Do this:
Copy out every line that contains "timestamp".

Recorded information:
• • •
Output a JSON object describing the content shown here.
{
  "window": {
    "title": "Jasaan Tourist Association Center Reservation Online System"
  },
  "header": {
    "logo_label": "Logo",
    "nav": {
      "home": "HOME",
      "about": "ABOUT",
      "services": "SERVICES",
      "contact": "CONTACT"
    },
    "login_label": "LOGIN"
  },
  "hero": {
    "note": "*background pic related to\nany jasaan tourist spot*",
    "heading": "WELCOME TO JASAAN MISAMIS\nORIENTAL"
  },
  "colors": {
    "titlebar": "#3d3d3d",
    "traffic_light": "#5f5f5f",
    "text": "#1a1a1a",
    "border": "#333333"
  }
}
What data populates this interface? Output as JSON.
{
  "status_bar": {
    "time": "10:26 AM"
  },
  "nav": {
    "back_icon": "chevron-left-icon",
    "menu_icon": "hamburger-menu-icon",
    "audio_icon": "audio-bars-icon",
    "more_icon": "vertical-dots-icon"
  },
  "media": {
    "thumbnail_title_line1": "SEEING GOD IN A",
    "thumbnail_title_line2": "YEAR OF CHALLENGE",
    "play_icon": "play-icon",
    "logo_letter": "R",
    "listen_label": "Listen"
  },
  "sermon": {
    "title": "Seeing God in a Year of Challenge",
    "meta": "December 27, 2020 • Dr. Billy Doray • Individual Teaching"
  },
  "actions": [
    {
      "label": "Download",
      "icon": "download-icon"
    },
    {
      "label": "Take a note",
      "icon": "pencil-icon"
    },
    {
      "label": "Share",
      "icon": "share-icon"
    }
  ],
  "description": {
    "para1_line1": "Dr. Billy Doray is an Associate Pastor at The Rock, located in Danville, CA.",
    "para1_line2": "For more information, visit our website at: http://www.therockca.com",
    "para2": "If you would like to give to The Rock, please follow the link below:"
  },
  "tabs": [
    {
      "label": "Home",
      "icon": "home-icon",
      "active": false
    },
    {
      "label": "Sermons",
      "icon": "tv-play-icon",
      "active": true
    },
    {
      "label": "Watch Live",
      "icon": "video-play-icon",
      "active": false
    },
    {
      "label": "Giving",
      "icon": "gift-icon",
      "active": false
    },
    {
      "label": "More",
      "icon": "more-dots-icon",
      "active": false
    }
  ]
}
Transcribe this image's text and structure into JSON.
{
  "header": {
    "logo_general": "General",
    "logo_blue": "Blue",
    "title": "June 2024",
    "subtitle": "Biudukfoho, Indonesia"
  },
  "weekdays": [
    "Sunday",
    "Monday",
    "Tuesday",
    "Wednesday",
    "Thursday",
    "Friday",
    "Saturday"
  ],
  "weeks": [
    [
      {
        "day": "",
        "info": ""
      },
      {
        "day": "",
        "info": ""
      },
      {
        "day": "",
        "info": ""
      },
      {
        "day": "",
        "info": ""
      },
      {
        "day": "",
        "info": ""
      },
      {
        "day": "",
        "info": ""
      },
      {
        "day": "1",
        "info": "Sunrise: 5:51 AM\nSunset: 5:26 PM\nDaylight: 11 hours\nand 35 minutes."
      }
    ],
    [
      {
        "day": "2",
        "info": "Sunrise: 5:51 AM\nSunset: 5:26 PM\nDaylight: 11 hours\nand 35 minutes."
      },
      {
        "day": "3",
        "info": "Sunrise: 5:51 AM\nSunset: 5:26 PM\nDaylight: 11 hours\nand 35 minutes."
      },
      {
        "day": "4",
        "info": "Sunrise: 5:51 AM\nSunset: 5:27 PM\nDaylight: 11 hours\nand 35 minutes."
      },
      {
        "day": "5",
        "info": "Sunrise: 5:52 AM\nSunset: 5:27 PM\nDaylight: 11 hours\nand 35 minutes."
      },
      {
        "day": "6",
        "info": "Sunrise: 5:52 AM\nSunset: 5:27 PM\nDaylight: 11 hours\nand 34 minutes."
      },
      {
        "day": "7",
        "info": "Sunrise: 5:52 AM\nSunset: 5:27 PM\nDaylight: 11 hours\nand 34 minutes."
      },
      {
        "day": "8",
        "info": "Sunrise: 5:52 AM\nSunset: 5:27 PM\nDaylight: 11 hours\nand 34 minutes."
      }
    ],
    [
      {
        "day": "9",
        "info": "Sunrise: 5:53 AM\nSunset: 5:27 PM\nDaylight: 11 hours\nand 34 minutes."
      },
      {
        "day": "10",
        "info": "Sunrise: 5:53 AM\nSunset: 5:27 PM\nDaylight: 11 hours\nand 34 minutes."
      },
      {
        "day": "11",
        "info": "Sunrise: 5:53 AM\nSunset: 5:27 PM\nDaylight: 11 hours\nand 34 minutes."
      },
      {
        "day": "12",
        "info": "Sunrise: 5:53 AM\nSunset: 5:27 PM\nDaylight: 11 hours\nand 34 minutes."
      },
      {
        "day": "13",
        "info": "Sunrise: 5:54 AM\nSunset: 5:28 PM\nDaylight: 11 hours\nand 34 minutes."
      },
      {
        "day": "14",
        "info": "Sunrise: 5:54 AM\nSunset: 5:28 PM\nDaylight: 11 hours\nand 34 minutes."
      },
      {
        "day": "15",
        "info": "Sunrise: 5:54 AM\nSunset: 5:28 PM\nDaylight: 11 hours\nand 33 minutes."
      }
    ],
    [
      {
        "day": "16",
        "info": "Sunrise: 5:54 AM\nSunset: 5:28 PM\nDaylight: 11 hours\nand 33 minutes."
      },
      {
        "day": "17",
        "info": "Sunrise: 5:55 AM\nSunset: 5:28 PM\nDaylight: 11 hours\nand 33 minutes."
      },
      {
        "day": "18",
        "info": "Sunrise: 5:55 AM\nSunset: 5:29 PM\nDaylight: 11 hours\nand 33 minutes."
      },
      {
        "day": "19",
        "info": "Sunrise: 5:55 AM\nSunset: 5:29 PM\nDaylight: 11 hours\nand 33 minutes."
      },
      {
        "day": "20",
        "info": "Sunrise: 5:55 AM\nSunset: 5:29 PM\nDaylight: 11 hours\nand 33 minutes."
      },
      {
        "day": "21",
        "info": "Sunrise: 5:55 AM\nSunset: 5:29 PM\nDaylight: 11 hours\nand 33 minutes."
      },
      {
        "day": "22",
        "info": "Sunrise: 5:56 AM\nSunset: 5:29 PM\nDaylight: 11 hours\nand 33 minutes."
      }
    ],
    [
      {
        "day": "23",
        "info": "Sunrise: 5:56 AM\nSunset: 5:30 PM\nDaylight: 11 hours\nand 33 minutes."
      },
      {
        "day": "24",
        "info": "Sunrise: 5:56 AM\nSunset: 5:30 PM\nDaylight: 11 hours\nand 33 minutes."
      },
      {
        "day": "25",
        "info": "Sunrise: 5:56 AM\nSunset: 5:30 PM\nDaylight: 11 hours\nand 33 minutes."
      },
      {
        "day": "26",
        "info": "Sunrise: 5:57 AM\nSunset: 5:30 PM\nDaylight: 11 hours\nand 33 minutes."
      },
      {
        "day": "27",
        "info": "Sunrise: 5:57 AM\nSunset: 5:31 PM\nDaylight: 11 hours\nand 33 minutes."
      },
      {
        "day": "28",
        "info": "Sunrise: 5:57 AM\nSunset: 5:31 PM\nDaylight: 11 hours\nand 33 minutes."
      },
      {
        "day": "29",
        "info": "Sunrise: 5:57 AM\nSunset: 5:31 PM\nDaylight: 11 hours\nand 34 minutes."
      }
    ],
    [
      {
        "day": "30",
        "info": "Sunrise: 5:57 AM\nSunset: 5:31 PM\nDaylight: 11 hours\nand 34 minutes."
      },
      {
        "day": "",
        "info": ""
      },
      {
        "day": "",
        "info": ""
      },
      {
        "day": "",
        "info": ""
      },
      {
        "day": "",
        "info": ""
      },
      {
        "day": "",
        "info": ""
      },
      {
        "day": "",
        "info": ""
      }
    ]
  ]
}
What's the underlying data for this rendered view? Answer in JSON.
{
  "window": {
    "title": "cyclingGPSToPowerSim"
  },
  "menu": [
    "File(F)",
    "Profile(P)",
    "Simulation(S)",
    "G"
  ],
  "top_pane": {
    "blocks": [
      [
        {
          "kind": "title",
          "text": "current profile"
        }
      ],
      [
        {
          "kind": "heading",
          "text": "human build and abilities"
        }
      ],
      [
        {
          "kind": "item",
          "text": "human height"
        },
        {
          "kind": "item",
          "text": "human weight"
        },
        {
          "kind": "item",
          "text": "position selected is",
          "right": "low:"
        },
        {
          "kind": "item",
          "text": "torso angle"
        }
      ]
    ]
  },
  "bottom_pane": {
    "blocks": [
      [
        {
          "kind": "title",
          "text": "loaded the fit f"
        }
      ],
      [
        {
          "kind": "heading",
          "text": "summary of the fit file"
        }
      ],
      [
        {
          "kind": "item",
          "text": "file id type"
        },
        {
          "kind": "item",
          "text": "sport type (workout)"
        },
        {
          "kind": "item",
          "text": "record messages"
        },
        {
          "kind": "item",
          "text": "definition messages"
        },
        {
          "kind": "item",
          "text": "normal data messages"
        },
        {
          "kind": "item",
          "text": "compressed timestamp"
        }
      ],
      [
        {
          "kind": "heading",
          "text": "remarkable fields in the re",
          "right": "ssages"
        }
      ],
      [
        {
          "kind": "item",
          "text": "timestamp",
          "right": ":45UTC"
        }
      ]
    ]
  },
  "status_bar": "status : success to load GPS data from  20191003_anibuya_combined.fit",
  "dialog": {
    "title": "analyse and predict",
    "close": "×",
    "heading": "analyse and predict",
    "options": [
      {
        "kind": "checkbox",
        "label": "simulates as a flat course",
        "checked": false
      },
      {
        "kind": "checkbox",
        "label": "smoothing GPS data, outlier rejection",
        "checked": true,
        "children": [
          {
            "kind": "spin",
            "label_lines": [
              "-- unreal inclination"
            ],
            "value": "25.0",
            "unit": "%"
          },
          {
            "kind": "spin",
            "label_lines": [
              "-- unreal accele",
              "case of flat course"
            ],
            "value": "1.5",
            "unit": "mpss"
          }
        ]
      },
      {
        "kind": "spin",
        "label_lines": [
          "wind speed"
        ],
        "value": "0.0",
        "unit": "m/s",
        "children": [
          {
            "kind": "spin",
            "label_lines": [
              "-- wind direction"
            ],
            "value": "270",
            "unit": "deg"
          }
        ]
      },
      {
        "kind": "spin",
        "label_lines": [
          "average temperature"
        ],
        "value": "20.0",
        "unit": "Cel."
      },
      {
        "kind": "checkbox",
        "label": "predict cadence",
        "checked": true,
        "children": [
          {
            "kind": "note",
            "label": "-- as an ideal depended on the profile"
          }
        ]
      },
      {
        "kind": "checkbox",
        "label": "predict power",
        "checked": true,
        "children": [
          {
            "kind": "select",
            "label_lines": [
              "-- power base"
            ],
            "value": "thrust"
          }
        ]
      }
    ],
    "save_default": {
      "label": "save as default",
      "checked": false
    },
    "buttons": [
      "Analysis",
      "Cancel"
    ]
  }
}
• • •
Worked solution:
          "text": "compressed timestamp"
          "text": "timestamp",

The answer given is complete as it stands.